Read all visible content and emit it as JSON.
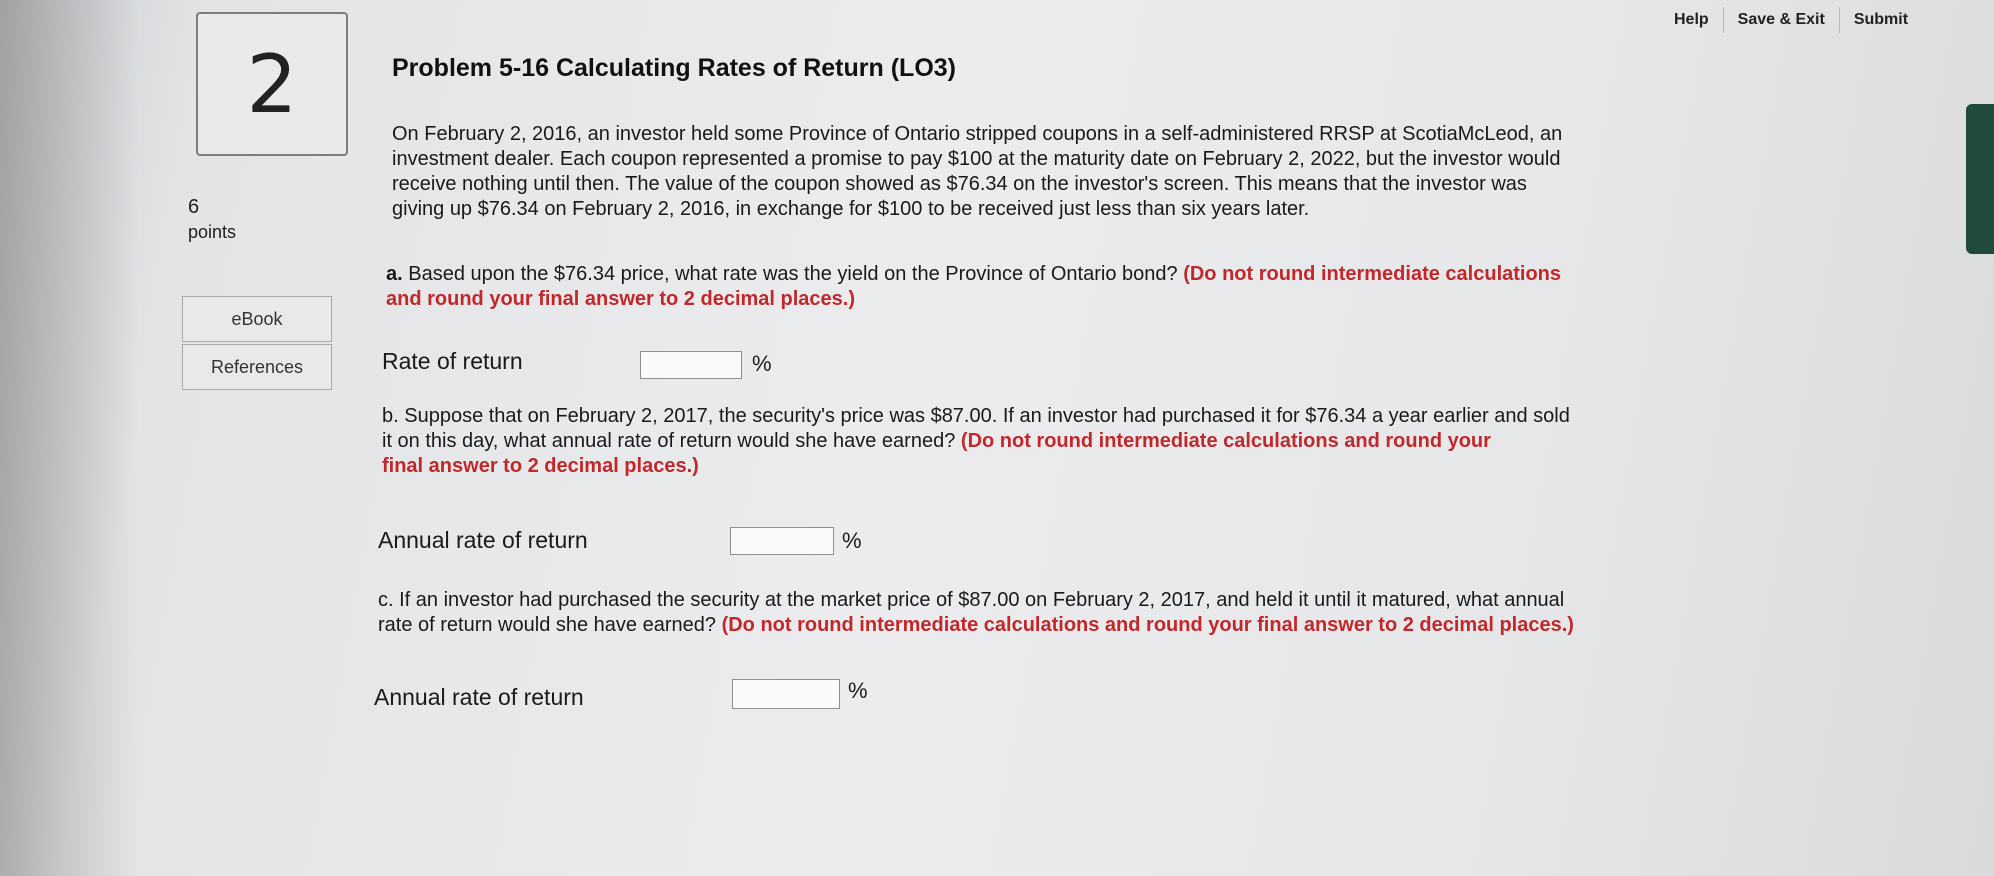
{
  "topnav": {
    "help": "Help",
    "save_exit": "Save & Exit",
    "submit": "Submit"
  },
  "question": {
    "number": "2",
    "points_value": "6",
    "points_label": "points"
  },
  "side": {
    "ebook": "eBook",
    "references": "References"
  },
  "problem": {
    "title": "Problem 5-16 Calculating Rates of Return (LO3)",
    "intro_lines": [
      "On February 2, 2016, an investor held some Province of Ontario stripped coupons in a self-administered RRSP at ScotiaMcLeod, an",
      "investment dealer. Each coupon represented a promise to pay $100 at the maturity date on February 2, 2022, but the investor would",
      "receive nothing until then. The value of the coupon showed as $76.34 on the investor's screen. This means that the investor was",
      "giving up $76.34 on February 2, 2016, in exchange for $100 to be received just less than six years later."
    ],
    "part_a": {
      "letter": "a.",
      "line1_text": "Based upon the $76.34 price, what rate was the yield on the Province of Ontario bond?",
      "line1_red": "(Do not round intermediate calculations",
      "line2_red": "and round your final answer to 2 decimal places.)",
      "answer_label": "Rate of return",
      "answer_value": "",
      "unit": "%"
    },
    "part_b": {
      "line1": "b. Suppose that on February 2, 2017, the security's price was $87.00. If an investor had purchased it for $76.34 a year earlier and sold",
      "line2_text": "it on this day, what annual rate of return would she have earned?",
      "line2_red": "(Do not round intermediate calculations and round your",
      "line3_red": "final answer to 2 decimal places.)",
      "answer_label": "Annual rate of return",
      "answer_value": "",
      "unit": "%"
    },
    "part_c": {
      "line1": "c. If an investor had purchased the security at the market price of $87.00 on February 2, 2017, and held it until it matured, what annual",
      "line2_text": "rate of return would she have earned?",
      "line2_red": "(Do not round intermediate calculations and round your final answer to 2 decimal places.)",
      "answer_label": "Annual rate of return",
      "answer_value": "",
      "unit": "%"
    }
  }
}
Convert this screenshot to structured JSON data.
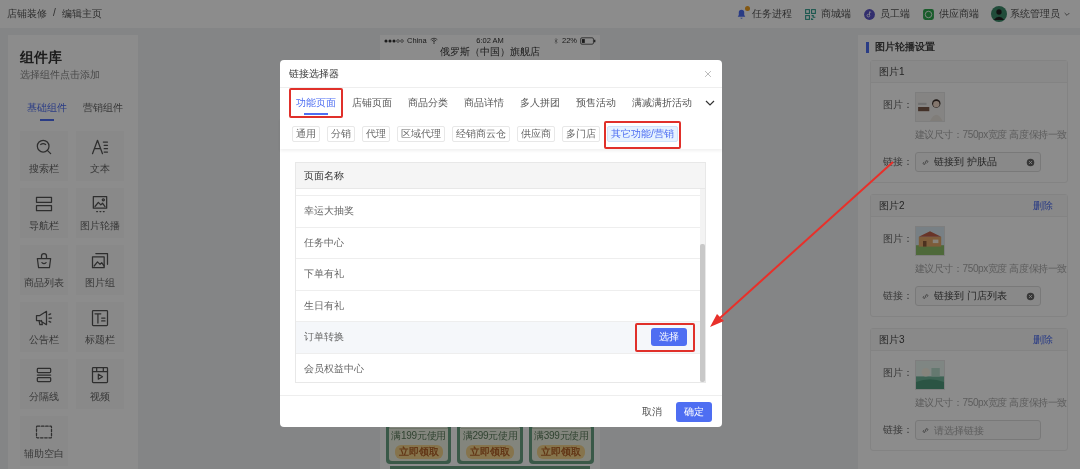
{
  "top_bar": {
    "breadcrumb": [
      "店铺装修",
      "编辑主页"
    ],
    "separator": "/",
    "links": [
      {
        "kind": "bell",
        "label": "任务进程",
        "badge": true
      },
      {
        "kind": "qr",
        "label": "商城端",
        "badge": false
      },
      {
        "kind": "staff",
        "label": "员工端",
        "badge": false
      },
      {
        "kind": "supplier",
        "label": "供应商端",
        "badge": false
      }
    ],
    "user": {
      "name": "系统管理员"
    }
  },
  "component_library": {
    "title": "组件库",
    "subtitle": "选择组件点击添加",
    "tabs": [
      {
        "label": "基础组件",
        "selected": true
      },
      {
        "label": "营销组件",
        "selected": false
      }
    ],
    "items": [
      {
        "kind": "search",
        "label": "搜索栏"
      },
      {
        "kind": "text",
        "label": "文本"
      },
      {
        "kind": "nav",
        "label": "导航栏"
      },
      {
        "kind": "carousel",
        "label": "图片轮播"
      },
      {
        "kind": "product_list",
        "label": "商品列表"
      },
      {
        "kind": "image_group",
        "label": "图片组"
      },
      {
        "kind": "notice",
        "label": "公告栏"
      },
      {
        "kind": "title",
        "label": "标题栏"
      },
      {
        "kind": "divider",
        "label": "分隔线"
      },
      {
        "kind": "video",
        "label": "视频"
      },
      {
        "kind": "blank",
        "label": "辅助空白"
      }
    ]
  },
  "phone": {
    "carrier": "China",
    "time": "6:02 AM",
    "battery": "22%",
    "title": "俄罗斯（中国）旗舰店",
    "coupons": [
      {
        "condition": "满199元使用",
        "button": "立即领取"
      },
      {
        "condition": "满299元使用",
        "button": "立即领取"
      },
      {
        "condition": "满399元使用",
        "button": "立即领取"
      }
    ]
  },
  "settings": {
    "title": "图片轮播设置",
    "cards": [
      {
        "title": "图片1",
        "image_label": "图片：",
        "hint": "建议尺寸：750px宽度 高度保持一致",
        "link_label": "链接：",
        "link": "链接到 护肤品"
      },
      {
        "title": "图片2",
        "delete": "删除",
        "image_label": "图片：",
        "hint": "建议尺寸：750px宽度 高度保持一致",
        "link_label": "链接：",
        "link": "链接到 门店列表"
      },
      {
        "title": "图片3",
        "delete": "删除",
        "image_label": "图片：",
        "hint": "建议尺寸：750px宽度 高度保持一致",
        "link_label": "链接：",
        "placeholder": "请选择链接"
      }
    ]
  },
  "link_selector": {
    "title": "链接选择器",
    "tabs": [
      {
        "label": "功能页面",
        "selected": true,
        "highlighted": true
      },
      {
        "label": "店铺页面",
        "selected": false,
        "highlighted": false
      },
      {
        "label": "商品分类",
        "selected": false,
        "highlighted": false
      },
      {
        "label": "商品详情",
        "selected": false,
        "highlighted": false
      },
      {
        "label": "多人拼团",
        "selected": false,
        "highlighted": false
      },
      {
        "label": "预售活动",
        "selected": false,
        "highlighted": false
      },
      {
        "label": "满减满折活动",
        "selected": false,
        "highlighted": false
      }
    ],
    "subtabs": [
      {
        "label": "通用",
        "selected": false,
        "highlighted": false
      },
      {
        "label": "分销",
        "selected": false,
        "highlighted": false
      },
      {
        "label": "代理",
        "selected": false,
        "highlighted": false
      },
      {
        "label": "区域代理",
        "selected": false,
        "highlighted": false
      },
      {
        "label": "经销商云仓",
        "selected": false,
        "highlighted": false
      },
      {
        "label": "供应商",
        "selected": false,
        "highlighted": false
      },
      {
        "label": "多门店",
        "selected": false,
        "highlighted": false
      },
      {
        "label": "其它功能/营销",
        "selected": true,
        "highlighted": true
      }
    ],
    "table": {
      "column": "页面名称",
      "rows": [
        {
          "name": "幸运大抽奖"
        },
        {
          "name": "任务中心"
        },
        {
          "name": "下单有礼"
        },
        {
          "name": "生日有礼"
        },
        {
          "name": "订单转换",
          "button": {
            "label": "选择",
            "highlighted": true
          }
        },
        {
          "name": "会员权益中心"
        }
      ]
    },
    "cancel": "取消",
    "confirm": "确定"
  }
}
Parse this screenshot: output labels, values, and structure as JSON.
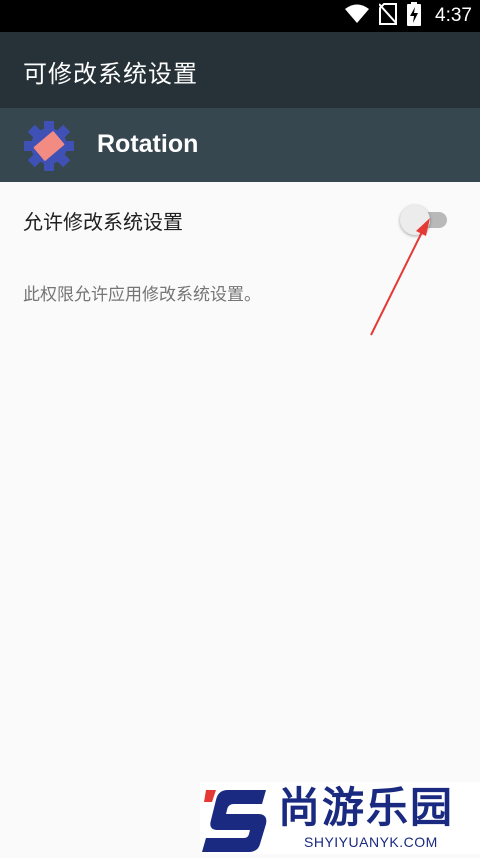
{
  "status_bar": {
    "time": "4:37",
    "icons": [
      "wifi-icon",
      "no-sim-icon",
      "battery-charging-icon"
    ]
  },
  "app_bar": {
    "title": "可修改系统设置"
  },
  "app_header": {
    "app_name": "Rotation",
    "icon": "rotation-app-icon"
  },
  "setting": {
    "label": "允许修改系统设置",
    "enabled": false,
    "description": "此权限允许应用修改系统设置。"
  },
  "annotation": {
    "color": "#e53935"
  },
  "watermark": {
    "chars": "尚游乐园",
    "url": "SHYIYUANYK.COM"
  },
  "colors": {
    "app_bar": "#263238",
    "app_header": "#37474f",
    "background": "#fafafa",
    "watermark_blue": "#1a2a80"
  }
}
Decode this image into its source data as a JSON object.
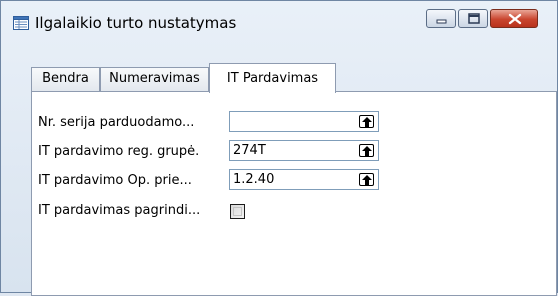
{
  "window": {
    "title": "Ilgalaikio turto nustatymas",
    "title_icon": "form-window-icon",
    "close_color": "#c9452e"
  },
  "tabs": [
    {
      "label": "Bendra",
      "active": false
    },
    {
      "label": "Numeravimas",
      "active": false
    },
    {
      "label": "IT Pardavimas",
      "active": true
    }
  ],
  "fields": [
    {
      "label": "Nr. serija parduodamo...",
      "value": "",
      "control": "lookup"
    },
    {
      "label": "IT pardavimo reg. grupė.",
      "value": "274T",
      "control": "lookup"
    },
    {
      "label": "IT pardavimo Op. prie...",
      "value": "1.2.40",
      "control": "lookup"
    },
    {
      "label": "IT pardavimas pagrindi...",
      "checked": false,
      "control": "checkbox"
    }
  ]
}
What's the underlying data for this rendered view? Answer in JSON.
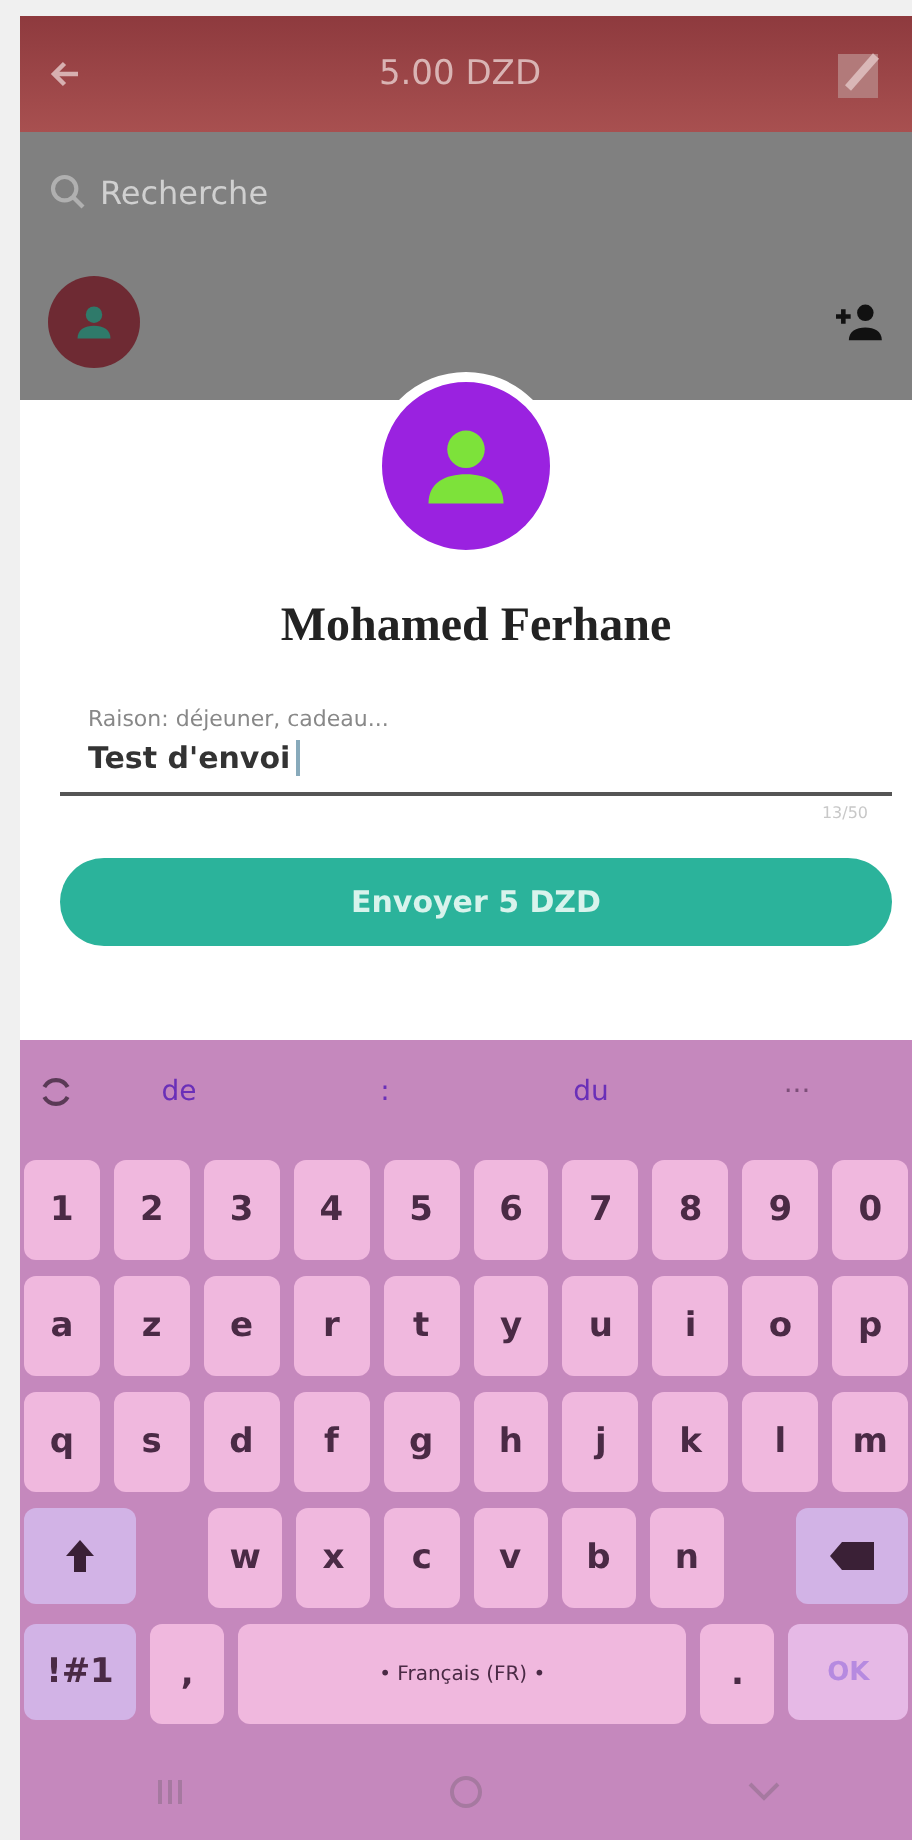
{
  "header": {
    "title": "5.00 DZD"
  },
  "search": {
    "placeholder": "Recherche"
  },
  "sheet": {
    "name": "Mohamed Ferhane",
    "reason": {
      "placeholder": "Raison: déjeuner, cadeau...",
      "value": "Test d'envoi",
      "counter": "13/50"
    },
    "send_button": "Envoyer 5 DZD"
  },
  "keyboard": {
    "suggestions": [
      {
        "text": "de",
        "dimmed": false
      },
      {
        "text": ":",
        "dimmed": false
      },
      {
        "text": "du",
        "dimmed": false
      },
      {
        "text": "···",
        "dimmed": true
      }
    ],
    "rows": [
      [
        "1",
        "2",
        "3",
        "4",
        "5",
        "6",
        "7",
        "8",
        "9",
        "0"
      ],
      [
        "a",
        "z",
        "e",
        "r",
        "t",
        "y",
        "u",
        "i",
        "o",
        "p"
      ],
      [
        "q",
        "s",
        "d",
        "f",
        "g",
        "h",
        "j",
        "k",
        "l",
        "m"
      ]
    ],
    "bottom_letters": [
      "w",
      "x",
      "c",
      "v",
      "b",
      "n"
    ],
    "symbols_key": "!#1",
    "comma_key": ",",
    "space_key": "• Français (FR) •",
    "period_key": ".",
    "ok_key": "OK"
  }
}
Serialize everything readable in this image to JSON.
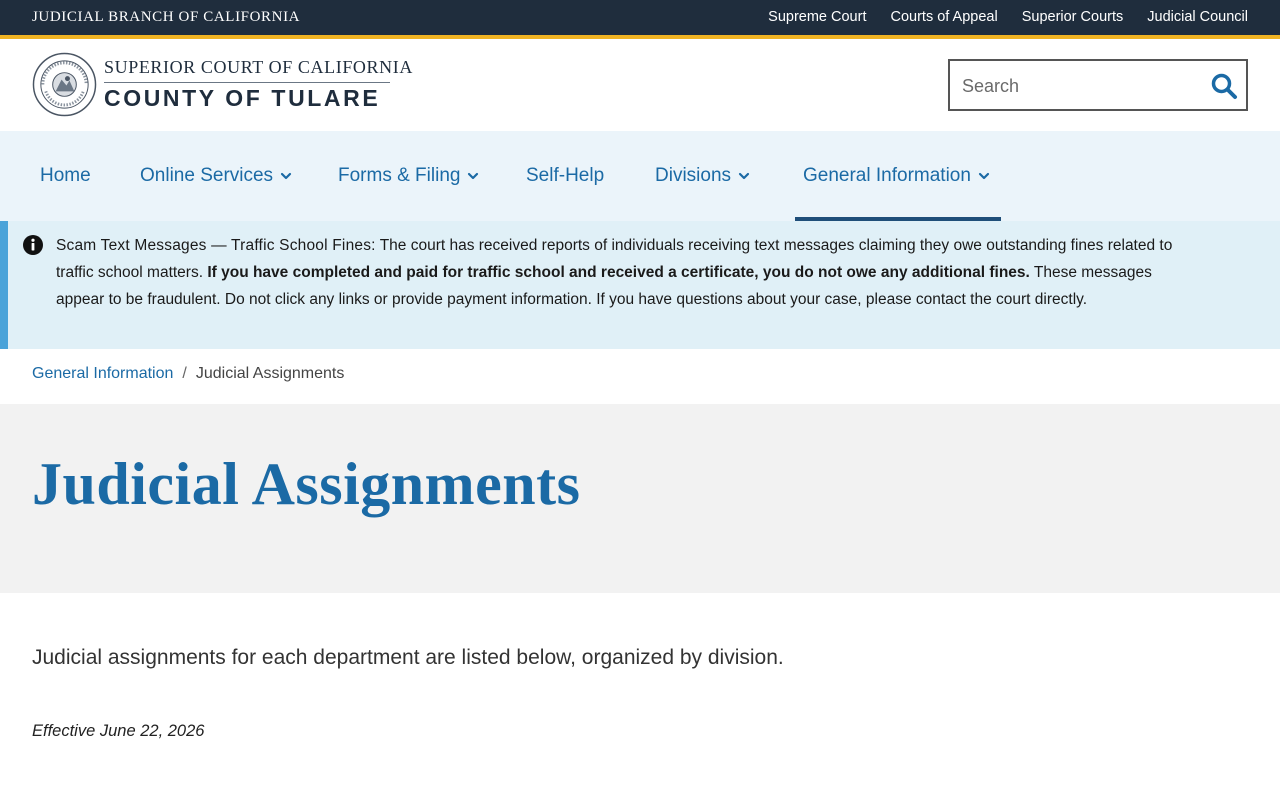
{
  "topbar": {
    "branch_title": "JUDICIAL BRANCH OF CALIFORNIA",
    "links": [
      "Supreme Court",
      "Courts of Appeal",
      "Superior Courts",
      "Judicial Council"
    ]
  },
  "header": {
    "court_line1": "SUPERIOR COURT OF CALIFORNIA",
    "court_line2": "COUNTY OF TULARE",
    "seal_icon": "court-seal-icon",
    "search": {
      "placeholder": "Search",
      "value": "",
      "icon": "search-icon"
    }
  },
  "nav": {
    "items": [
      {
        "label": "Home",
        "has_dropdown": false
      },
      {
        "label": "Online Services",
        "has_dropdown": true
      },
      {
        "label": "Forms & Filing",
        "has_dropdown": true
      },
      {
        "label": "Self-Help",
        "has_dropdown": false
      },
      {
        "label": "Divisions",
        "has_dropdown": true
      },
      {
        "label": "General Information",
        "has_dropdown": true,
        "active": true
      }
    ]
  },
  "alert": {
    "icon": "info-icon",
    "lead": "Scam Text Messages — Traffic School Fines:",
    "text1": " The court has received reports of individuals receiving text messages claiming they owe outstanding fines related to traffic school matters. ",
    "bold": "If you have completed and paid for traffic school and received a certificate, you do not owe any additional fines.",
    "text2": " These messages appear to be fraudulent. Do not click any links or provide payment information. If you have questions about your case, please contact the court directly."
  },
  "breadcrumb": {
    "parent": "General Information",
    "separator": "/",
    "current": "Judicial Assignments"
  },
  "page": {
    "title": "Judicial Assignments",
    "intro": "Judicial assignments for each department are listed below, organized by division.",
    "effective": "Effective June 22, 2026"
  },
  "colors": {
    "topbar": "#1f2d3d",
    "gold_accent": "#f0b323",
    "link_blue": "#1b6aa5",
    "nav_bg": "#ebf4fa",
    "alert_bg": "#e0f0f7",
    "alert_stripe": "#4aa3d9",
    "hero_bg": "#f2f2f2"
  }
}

_____

# Job
Check every line of the entries above for the word "data" and report how many lines contain it, giving the number only.

# Exercise output
3